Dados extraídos
+++

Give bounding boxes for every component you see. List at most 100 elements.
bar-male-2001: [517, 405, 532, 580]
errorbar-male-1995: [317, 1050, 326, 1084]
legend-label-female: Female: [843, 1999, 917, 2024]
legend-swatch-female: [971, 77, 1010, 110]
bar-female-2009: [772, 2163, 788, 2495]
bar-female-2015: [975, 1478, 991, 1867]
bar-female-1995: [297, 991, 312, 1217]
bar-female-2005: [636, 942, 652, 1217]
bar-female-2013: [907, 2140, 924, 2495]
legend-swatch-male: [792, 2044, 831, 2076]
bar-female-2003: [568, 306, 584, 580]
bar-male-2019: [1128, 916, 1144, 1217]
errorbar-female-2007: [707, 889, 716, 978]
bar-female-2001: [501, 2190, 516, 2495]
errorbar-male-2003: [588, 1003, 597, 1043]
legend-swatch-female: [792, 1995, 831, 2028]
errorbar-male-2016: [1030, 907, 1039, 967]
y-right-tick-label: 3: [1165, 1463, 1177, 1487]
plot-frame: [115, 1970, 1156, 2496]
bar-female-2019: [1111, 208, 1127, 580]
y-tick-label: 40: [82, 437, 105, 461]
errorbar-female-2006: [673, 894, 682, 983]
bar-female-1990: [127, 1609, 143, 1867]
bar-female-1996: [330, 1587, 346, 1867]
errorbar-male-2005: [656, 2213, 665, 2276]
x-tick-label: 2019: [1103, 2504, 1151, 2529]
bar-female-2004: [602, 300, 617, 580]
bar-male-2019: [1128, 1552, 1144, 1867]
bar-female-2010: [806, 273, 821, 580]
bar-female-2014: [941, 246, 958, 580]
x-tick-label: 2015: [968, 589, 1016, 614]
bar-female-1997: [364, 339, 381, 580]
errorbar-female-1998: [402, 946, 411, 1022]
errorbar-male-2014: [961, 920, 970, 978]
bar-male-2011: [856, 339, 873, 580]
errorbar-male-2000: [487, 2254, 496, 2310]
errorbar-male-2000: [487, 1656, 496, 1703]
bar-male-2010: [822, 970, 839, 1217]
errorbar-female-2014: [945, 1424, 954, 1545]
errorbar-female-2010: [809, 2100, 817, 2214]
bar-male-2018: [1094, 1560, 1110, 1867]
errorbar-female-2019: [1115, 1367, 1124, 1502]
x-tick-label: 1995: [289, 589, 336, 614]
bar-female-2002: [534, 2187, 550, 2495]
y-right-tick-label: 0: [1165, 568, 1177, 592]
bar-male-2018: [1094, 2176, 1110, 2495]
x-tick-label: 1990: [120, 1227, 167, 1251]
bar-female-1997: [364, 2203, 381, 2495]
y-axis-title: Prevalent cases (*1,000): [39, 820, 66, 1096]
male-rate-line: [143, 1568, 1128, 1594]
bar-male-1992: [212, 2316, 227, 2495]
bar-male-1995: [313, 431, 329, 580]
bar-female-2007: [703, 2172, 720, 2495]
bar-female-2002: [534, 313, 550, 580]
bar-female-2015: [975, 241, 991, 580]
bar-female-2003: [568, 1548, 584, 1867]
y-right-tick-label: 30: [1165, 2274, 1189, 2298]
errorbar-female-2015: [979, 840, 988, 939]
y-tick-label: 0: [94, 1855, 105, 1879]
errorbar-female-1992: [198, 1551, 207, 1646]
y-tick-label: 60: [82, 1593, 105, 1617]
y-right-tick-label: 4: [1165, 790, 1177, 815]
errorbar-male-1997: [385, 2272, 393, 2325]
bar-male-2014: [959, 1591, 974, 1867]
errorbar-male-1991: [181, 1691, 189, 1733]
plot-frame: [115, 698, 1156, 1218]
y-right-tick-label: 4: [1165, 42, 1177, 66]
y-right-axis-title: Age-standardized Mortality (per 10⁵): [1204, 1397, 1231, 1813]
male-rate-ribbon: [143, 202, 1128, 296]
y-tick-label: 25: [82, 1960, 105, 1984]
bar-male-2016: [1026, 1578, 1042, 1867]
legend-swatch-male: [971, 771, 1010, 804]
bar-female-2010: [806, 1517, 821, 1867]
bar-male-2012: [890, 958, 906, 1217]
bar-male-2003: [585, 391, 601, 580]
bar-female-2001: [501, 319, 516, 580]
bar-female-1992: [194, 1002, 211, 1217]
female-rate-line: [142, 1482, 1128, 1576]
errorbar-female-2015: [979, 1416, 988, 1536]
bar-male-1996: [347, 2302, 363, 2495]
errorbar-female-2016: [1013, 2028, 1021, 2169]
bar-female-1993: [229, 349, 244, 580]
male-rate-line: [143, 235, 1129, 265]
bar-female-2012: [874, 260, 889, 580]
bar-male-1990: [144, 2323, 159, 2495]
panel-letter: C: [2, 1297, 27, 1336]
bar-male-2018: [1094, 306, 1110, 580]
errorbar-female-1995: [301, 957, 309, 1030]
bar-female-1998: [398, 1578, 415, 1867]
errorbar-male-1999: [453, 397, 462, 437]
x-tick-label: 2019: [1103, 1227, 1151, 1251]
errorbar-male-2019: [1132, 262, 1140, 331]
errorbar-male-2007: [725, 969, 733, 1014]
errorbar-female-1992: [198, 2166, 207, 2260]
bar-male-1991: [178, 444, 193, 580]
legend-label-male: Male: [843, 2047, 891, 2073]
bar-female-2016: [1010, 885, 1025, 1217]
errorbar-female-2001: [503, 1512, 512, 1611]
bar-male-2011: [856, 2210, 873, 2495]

+++

Detalhes da tarefa
Transcreva sem nenhuma alteração todas as linhas dos dados acima.

Resposta
Give bounding boxes for every component you see. List at most 100 elements.
bar-male-2001: [517, 405, 532, 580]
errorbar-male-1995: [317, 1050, 326, 1084]
legend-label-female: Female: [843, 1999, 917, 2024]
legend-swatch-female: [971, 77, 1010, 110]
bar-female-2009: [772, 2163, 788, 2495]
bar-female-2015: [975, 1478, 991, 1867]
bar-female-1995: [297, 991, 312, 1217]
bar-female-2005: [636, 942, 652, 1217]
bar-female-2013: [907, 2140, 924, 2495]
legend-swatch-male: [792, 2044, 831, 2076]
bar-female-2003: [568, 306, 584, 580]
bar-male-2019: [1128, 916, 1144, 1217]
errorbar-female-2007: [707, 889, 716, 978]
bar-female-2001: [501, 2190, 516, 2495]
errorbar-male-2003: [588, 1003, 597, 1043]
legend-swatch-female: [792, 1995, 831, 2028]
errorbar-male-2016: [1030, 907, 1039, 967]
y-right-tick-label: 3: [1165, 1463, 1177, 1487]
plot-frame: [115, 1970, 1156, 2496]
bar-female-2019: [1111, 208, 1127, 580]
y-tick-label: 40: [82, 437, 105, 461]
errorbar-female-2006: [673, 894, 682, 983]
bar-female-1990: [127, 1609, 143, 1867]
bar-female-1996: [330, 1587, 346, 1867]
errorbar-male-2005: [656, 2213, 665, 2276]
x-tick-label: 2019: [1103, 2504, 1151, 2529]
bar-female-2004: [602, 300, 617, 580]
bar-male-2019: [1128, 1552, 1144, 1867]
bar-female-2010: [806, 273, 821, 580]
bar-female-2014: [941, 246, 958, 580]
x-tick-label: 2015: [968, 589, 1016, 614]
bar-female-1997: [364, 339, 381, 580]
errorbar-female-1998: [402, 946, 411, 1022]
errorbar-male-2014: [961, 920, 970, 978]
bar-male-2011: [856, 339, 873, 580]
errorbar-male-2000: [487, 2254, 496, 2310]
errorbar-male-2000: [487, 1656, 496, 1703]
bar-male-2010: [822, 970, 839, 1217]
errorbar-female-2014: [945, 1424, 954, 1545]
errorbar-female-2010: [809, 2100, 817, 2214]
bar-male-2018: [1094, 1560, 1110, 1867]
errorbar-female-2019: [1115, 1367, 1124, 1502]
x-tick-label: 1995: [289, 589, 336, 614]
bar-female-2002: [534, 2187, 550, 2495]
y-right-tick-label: 0: [1165, 568, 1177, 592]
bar-male-2018: [1094, 2176, 1110, 2495]
x-tick-label: 1990: [120, 1227, 167, 1251]
bar-female-1997: [364, 2203, 381, 2495]
y-axis-title: Prevalent cases (*1,000): [39, 820, 66, 1096]
male-rate-line: [143, 1568, 1128, 1594]
bar-male-1992: [212, 2316, 227, 2495]
bar-male-1995: [313, 431, 329, 580]
bar-female-2007: [703, 2172, 720, 2495]
bar-female-2002: [534, 313, 550, 580]
bar-female-2015: [975, 241, 991, 580]
bar-female-2003: [568, 1548, 584, 1867]
y-right-tick-label: 30: [1165, 2274, 1189, 2298]
errorbar-female-2015: [979, 840, 988, 939]
y-tick-label: 0: [94, 1855, 105, 1879]
errorbar-female-1992: [198, 1551, 207, 1646]
y-tick-label: 60: [82, 1593, 105, 1617]
y-right-tick-label: 4: [1165, 790, 1177, 815]
errorbar-male-1997: [385, 2272, 393, 2325]
bar-male-2014: [959, 1591, 974, 1867]
errorbar-male-1991: [181, 1691, 189, 1733]
plot-frame: [115, 698, 1156, 1218]
y-right-tick-label: 4: [1165, 42, 1177, 66]
y-right-axis-title: Age-standardized Mortality (per 10⁵): [1204, 1397, 1231, 1813]
male-rate-ribbon: [143, 202, 1128, 296]
y-tick-label: 25: [82, 1960, 105, 1984]
bar-male-2016: [1026, 1578, 1042, 1867]
legend-swatch-male: [971, 771, 1010, 804]
bar-female-2010: [806, 1517, 821, 1867]
bar-male-2012: [890, 958, 906, 1217]
bar-male-2003: [585, 391, 601, 580]
bar-female-2001: [501, 319, 516, 580]
bar-female-1992: [194, 1002, 211, 1217]
female-rate-line: [142, 1482, 1128, 1576]
errorbar-female-2015: [979, 1416, 988, 1536]
bar-male-1996: [347, 2302, 363, 2495]
errorbar-female-2016: [1013, 2028, 1021, 2169]
bar-female-1993: [229, 349, 244, 580]
male-rate-line: [143, 235, 1129, 265]
bar-female-2012: [874, 260, 889, 580]
bar-male-1990: [144, 2323, 159, 2495]
panel-letter: C: [2, 1297, 27, 1336]
bar-male-2018: [1094, 306, 1110, 580]
errorbar-female-1995: [301, 957, 309, 1030]
bar-female-1998: [398, 1578, 415, 1867]
errorbar-male-1999: [453, 397, 462, 437]
x-tick-label: 2019: [1103, 1227, 1151, 1251]
errorbar-male-2019: [1132, 262, 1140, 331]
errorbar-male-2007: [725, 969, 733, 1014]
errorbar-female-1992: [198, 2166, 207, 2260]
bar-male-1991: [178, 444, 193, 580]
legend-label-male: Male: [843, 2047, 891, 2073]
bar-female-2016: [1010, 885, 1025, 1217]
errorbar-female-2001: [503, 1512, 512, 1611]
bar-male-2011: [856, 2210, 873, 2495]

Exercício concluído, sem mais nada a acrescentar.